Aim: Word for word, repeat the entries, minus the pictures.
----------------
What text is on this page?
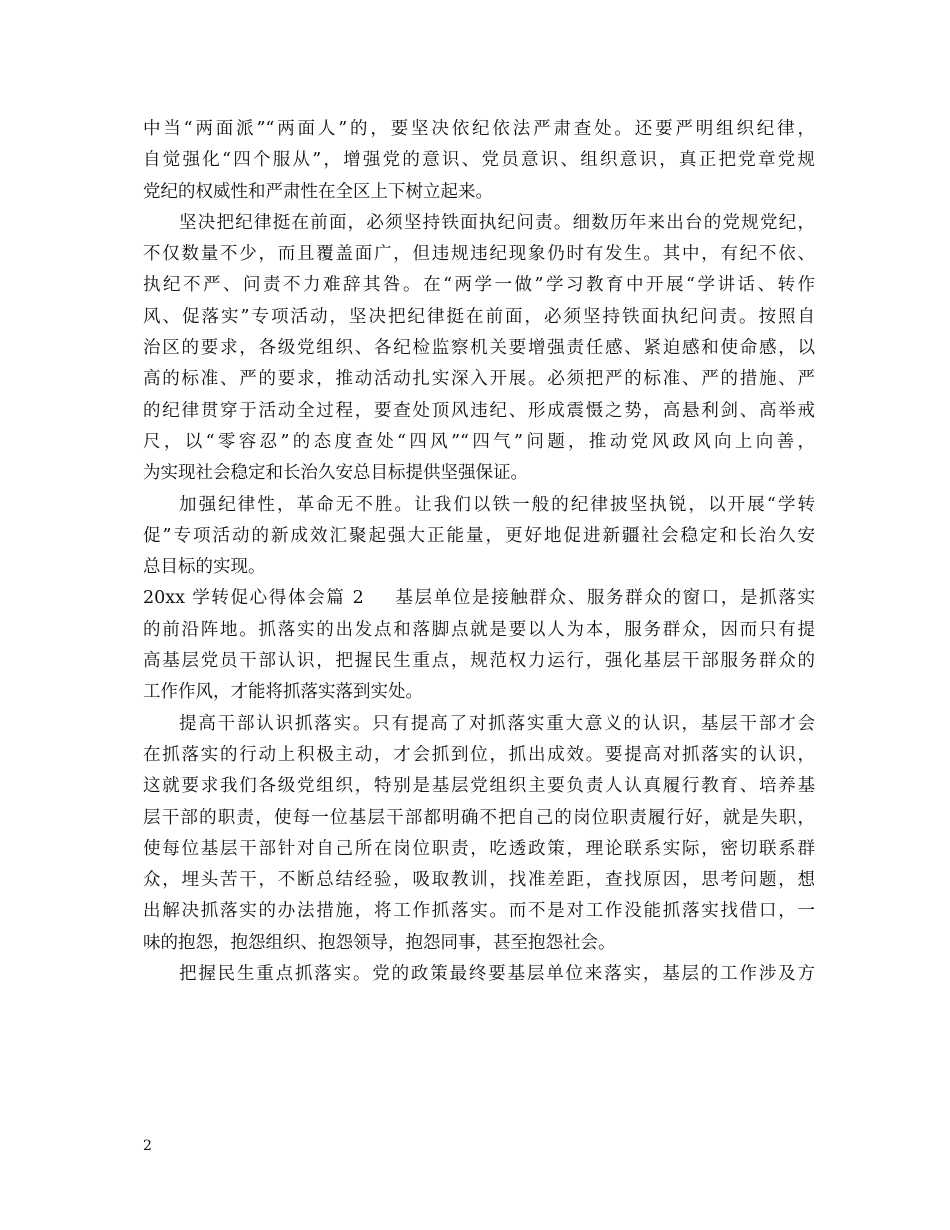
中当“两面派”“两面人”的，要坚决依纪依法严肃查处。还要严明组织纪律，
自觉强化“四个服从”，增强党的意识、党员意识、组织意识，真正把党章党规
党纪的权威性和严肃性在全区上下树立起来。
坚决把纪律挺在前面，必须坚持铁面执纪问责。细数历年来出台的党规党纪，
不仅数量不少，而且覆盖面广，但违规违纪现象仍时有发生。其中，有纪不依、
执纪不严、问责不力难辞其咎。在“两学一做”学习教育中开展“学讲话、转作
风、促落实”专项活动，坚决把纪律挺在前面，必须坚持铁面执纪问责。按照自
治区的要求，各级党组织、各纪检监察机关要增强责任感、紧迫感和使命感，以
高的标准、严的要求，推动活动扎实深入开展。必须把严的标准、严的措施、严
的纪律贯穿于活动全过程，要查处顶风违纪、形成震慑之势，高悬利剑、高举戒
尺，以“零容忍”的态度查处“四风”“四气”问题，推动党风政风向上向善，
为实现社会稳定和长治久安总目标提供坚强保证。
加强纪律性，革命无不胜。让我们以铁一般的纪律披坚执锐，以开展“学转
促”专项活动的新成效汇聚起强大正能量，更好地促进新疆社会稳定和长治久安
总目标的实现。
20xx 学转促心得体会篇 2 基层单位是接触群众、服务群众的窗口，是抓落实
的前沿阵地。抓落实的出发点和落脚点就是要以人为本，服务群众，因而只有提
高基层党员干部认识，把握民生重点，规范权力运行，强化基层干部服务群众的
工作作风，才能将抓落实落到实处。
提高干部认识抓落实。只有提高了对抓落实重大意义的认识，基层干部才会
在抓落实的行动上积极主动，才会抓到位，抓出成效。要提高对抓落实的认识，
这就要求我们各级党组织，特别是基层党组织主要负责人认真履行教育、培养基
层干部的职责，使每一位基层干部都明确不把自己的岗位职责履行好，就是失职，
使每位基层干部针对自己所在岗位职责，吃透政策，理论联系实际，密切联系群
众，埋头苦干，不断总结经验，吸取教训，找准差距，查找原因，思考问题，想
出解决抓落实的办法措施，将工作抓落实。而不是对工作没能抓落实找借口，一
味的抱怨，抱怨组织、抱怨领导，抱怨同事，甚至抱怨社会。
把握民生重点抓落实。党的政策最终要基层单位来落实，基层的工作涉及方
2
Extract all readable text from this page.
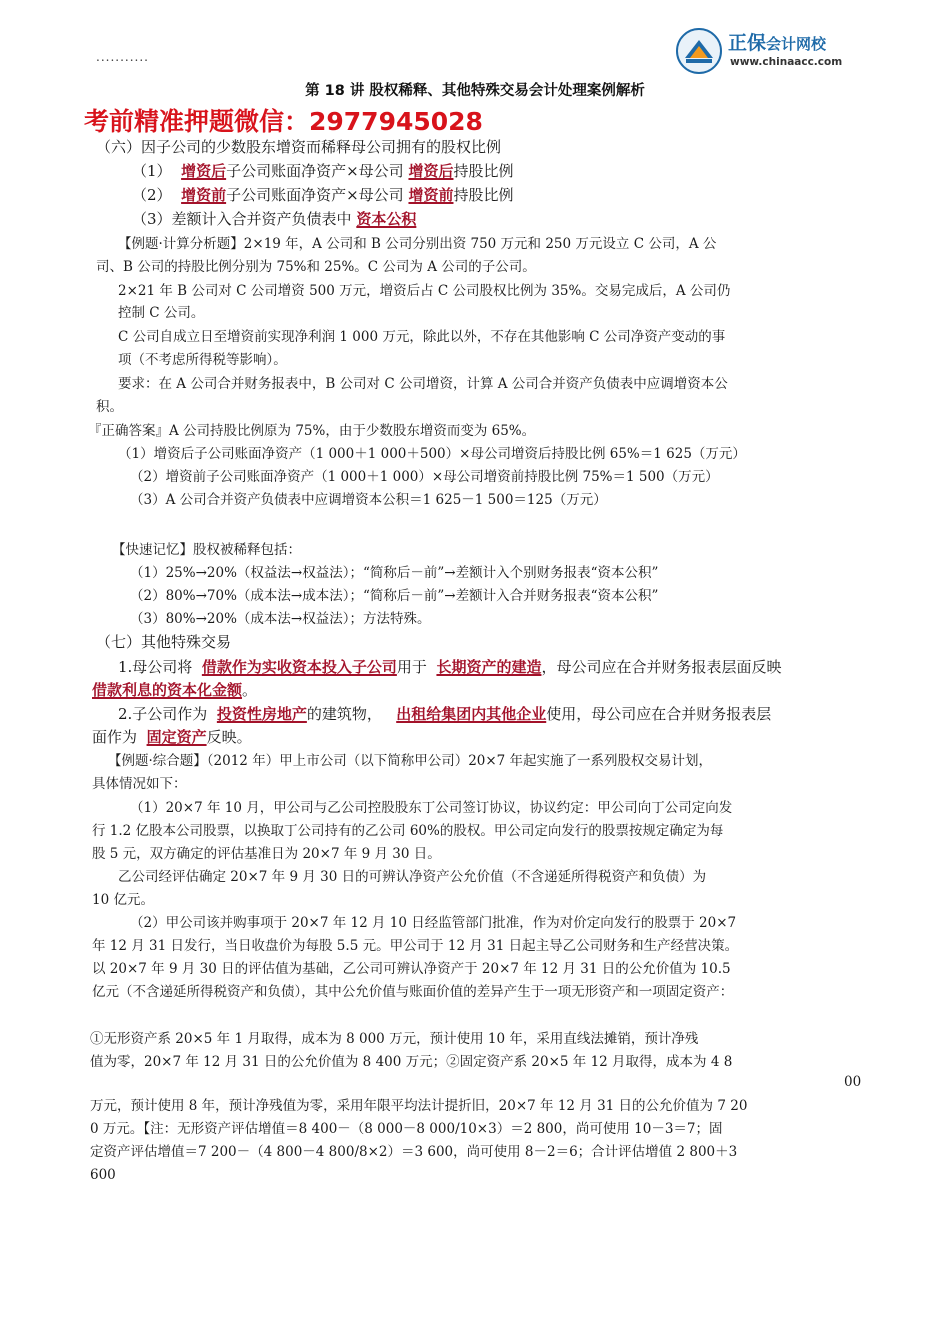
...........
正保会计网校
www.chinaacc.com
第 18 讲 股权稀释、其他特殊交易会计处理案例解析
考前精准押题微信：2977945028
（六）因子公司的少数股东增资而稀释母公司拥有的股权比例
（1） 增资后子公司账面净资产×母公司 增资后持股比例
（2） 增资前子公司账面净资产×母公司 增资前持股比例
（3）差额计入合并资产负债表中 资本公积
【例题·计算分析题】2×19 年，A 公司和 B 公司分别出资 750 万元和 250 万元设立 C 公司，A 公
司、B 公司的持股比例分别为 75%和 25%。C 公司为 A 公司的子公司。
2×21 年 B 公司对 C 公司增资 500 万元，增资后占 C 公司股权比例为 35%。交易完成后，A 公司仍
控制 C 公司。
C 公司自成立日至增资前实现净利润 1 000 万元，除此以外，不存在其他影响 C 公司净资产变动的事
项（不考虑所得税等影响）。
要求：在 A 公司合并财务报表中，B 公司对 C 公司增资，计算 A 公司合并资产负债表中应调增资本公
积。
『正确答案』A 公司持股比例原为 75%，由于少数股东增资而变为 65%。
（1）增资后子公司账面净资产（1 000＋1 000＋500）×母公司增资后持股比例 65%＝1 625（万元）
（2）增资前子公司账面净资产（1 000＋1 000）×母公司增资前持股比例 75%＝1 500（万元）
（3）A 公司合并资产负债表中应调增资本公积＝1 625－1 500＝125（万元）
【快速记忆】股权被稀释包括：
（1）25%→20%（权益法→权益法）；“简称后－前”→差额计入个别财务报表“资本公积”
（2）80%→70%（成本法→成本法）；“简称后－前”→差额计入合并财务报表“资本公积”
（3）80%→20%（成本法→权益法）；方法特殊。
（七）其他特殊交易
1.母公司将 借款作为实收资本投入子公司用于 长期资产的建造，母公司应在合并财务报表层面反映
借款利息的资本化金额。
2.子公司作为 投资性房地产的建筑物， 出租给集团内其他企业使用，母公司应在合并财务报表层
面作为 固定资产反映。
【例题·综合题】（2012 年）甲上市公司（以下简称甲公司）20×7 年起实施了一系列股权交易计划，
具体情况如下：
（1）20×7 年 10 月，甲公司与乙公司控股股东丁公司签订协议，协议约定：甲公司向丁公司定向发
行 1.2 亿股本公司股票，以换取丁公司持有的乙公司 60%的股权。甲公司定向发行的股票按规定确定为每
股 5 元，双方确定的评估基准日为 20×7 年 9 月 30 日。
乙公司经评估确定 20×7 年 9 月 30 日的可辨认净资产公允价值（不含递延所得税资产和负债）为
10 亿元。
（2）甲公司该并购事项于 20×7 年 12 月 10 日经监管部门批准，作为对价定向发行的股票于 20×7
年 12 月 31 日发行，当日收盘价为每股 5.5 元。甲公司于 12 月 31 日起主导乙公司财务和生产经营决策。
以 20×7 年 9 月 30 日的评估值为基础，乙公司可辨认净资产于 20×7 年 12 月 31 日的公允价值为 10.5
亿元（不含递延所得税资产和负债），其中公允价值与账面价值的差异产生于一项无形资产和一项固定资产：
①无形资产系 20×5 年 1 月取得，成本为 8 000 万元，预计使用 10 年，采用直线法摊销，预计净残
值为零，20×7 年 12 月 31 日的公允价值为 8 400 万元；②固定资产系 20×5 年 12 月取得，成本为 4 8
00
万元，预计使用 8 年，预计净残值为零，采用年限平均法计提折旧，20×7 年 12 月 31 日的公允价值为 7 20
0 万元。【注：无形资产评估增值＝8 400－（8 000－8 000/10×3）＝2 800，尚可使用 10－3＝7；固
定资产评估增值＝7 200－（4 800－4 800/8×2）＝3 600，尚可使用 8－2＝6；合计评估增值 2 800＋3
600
----------------
Final answer:
What text is on this page?
中当“两面派”“两面人”的，要坚决依纪依法严肃查处。还要严明组织纪律，
自觉强化“四个服从”，增强党的意识、党员意识、组织意识，真正把党章党规
党纪的权威性和严肃性在全区上下树立起来。
坚决把纪律挺在前面，必须坚持铁面执纪问责。细数历年来出台的党规党纪，
不仅数量不少，而且覆盖面广，但违规违纪现象仍时有发生。其中，有纪不依、
执纪不严、问责不力难辞其咎。在“两学一做”学习教育中开展“学讲话、转作
风、促落实”专项活动，坚决把纪律挺在前面，必须坚持铁面执纪问责。按照自
治区的要求，各级党组织、各纪检监察机关要增强责任感、紧迫感和使命感，以
高的标准、严的要求，推动活动扎实深入开展。必须把严的标准、严的措施、严
的纪律贯穿于活动全过程，要查处顶风违纪、形成震慑之势，高悬利剑、高举戒
尺，以“零容忍”的态度查处“四风”“四气”问题，推动党风政风向上向善，
为实现社会稳定和长治久安总目标提供坚强保证。
加强纪律性，革命无不胜。让我们以铁一般的纪律披坚执锐，以开展“学转
促”专项活动的新成效汇聚起强大正能量，更好地促进新疆社会稳定和长治久安
总目标的实现。
20xx 学转促心得体会篇 2 基层单位是接触群众、服务群众的窗口，是抓落实
的前沿阵地。抓落实的出发点和落脚点就是要以人为本，服务群众，因而只有提
高基层党员干部认识，把握民生重点，规范权力运行，强化基层干部服务群众的
工作作风，才能将抓落实落到实处。
提高干部认识抓落实。只有提高了对抓落实重大意义的认识，基层干部才会
在抓落实的行动上积极主动，才会抓到位，抓出成效。要提高对抓落实的认识，
这就要求我们各级党组织，特别是基层党组织主要负责人认真履行教育、培养基
层干部的职责，使每一位基层干部都明确不把自己的岗位职责履行好，就是失职，
使每位基层干部针对自己所在岗位职责，吃透政策，理论联系实际，密切联系群
众，埋头苦干，不断总结经验，吸取教训，找准差距，查找原因，思考问题，想
出解决抓落实的办法措施，将工作抓落实。而不是对工作没能抓落实找借口，一
味的抱怨，抱怨组织、抱怨领导，抱怨同事，甚至抱怨社会。
把握民生重点抓落实。党的政策最终要基层单位来落实，基层的工作涉及方
2
Extract all readable text from this page.
...........
正保会计网校
www.chinaacc.com
第 18 讲 股权稀释、其他特殊交易会计处理案例解析
考前精准押题微信：2977945028
（六）因子公司的少数股东增资而稀释母公司拥有的股权比例
（1） 增资后子公司账面净资产×母公司 增资后持股比例
（2） 增资前子公司账面净资产×母公司 增资前持股比例
（3）差额计入合并资产负债表中 资本公积
【例题·计算分析题】2×19 年，A 公司和 B 公司分别出资 750 万元和 250 万元设立 C 公司，A 公
司、B 公司的持股比例分别为 75%和 25%。C 公司为 A 公司的子公司。
2×21 年 B 公司对 C 公司增资 500 万元，增资后占 C 公司股权比例为 35%。交易完成后，A 公司仍
控制 C 公司。
C 公司自成立日至增资前实现净利润 1 000 万元，除此以外，不存在其他影响 C 公司净资产变动的事
项（不考虑所得税等影响）。
要求：在 A 公司合并财务报表中，B 公司对 C 公司增资，计算 A 公司合并资产负债表中应调增资本公
积。
『正确答案』A 公司持股比例原为 75%，由于少数股东增资而变为 65%。
（1）增资后子公司账面净资产（1 000＋1 000＋500）×母公司增资后持股比例 65%＝1 625（万元）
（2）增资前子公司账面净资产（1 000＋1 000）×母公司增资前持股比例 75%＝1 500（万元）
（3）A 公司合并资产负债表中应调增资本公积＝1 625－1 500＝125（万元）
【快速记忆】股权被稀释包括：
（1）25%→20%（权益法→权益法）；“简称后－前”→差额计入个别财务报表“资本公积”
（2）80%→70%（成本法→成本法）；“简称后－前”→差额计入合并财务报表“资本公积”
（3）80%→20%（成本法→权益法）；方法特殊。
（七）其他特殊交易
1.母公司将 借款作为实收资本投入子公司用于 长期资产的建造，母公司应在合并财务报表层面反映
借款利息的资本化金额。
2.子公司作为 投资性房地产的建筑物， 出租给集团内其他企业使用，母公司应在合并财务报表层
面作为 固定资产反映。
【例题·综合题】（2012 年）甲上市公司（以下简称甲公司）20×7 年起实施了一系列股权交易计划，
具体情况如下：
（1）20×7 年 10 月，甲公司与乙公司控股股东丁公司签订协议，协议约定：甲公司向丁公司定向发
行 1.2 亿股本公司股票，以换取丁公司持有的乙公司 60%的股权。甲公司定向发行的股票按规定确定为每
股 5 元，双方确定的评估基准日为 20×7 年 9 月 30 日。
乙公司经评估确定 20×7 年 9 月 30 日的可辨认净资产公允价值（不含递延所得税资产和负债）为
10 亿元。
（2）甲公司该并购事项于 20×7 年 12 月 10 日经监管部门批准，作为对价定向发行的股票于 20×7
年 12 月 31 日发行，当日收盘价为每股 5.5 元。甲公司于 12 月 31 日起主导乙公司财务和生产经营决策。
以 20×7 年 9 月 30 日的评估值为基础，乙公司可辨认净资产于 20×7 年 12 月 31 日的公允价值为 10.5
亿元（不含递延所得税资产和负债），其中公允价值与账面价值的差异产生于一项无形资产和一项固定资产：
①无形资产系 20×5 年 1 月取得，成本为 8 000 万元，预计使用 10 年，采用直线法摊销，预计净残
值为零，20×7 年 12 月 31 日的公允价值为 8 400 万元；②固定资产系 20×5 年 12 月取得，成本为 4 8
00
万元，预计使用 8 年，预计净残值为零，采用年限平均法计提折旧，20×7 年 12 月 31 日的公允价值为 7 20
0 万元。【注：无形资产评估增值＝8 400－（8 000－8 000/10×3）＝2 800，尚可使用 10－3＝7；固
定资产评估增值＝7 200－（4 800－4 800/8×2）＝3 600，尚可使用 8－2＝6；合计评估增值 2 800＋3
600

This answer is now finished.